── EXERCISE MATERIAL
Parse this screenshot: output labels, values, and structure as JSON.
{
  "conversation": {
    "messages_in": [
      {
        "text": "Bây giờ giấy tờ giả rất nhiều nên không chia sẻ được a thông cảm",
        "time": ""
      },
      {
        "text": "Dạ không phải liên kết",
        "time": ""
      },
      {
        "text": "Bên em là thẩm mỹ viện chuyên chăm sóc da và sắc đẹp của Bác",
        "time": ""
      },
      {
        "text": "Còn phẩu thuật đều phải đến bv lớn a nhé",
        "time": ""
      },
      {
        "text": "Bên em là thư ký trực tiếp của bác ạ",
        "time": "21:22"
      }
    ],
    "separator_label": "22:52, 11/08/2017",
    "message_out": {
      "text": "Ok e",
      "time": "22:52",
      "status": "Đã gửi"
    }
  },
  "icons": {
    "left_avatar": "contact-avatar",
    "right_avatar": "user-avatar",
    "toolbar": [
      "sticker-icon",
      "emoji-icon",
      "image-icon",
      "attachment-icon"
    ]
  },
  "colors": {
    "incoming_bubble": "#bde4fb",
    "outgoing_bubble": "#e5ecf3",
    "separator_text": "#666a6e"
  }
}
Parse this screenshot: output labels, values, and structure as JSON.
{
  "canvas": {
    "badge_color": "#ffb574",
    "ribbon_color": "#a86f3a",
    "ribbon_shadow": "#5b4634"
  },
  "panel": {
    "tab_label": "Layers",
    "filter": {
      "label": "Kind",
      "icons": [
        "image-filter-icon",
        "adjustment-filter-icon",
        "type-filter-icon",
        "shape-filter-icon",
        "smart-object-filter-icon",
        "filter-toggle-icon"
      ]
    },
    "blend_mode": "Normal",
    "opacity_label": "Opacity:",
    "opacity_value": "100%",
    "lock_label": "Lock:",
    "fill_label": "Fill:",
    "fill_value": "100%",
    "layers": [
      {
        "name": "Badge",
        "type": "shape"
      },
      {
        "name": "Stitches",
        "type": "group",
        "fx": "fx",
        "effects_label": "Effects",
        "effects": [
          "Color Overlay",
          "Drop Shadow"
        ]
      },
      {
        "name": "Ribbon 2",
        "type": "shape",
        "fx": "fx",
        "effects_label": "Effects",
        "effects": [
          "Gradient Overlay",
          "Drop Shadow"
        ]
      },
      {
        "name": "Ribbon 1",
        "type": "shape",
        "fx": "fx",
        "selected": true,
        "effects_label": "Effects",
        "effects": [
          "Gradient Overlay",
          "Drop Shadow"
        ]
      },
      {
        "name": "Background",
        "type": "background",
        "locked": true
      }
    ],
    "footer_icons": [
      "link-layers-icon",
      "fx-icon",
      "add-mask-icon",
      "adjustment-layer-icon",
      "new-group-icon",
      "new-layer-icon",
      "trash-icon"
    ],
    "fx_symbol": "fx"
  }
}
────
EXERCISE DETAILS —
Repeat each entry word for word.

TASK ANSWER —
Parse this screenshot: output labels, values, and structure as JSON.
{
  "conversation": {
    "messages_in": [
      {
        "text": "Bây giờ giấy tờ giả rất nhiều nên không chia sẻ được a thông cảm",
        "time": ""
      },
      {
        "text": "Dạ không phải liên kết",
        "time": ""
      },
      {
        "text": "Bên em là thẩm mỹ viện chuyên chăm sóc da và sắc đẹp của Bác",
        "time": ""
      },
      {
        "text": "Còn phẩu thuật đều phải đến bv lớn a nhé",
        "time": ""
      },
      {
        "text": "Bên em là thư ký trực tiếp của bác ạ",
        "time": "21:22"
      }
    ],
    "separator_label": "22:52, 11/08/2017",
    "message_out": {
      "text": "Ok e",
      "time": "22:52",
      "status": "Đã gửi"
    }
  },
  "icons": {
    "left_avatar": "contact-avatar",
    "right_avatar": "user-avatar",
    "toolbar": [
      "sticker-icon",
      "emoji-icon",
      "image-icon",
      "attachment-icon"
    ]
  },
  "colors": {
    "incoming_bubble": "#bde4fb",
    "outgoing_bubble": "#e5ecf3",
    "separator_text": "#666a6e"
  }
}
Parse this screenshot: output labels, values, and structure as JSON.
{
  "canvas": {
    "badge_color": "#ffb574",
    "ribbon_color": "#a86f3a",
    "ribbon_shadow": "#5b4634"
  },
  "panel": {
    "tab_label": "Layers",
    "filter": {
      "label": "Kind",
      "icons": [
        "image-filter-icon",
        "adjustment-filter-icon",
        "type-filter-icon",
        "shape-filter-icon",
        "smart-object-filter-icon",
        "filter-toggle-icon"
      ]
    },
    "blend_mode": "Normal",
    "opacity_label": "Opacity:",
    "opacity_value": "100%",
    "lock_label": "Lock:",
    "fill_label": "Fill:",
    "fill_value": "100%",
    "layers": [
      {
        "name": "Badge",
        "type": "shape"
      },
      {
        "name": "Stitches",
        "type": "group",
        "fx": "fx",
        "effects_label": "Effects",
        "effects": [
          "Color Overlay",
          "Drop Shadow"
        ]
      },
      {
        "name": "Ribbon 2",
        "type": "shape",
        "fx": "fx",
        "effects_label": "Effects",
        "effects": [
          "Gradient Overlay",
          "Drop Shadow"
        ]
      },
      {
        "name": "Ribbon 1",
        "type": "shape",
        "fx": "fx",
        "selected": true,
        "effects_label": "Effects",
        "effects": [
          "Gradient Overlay",
          "Drop Shadow"
        ]
      },
      {
        "name": "Background",
        "type": "background",
        "locked": true
      }
    ],
    "footer_icons": [
      "link-layers-icon",
      "fx-icon",
      "add-mask-icon",
      "adjustment-layer-icon",
      "new-group-icon",
      "new-layer-icon",
      "trash-icon"
    ],
    "fx_symbol": "fx"
  }
}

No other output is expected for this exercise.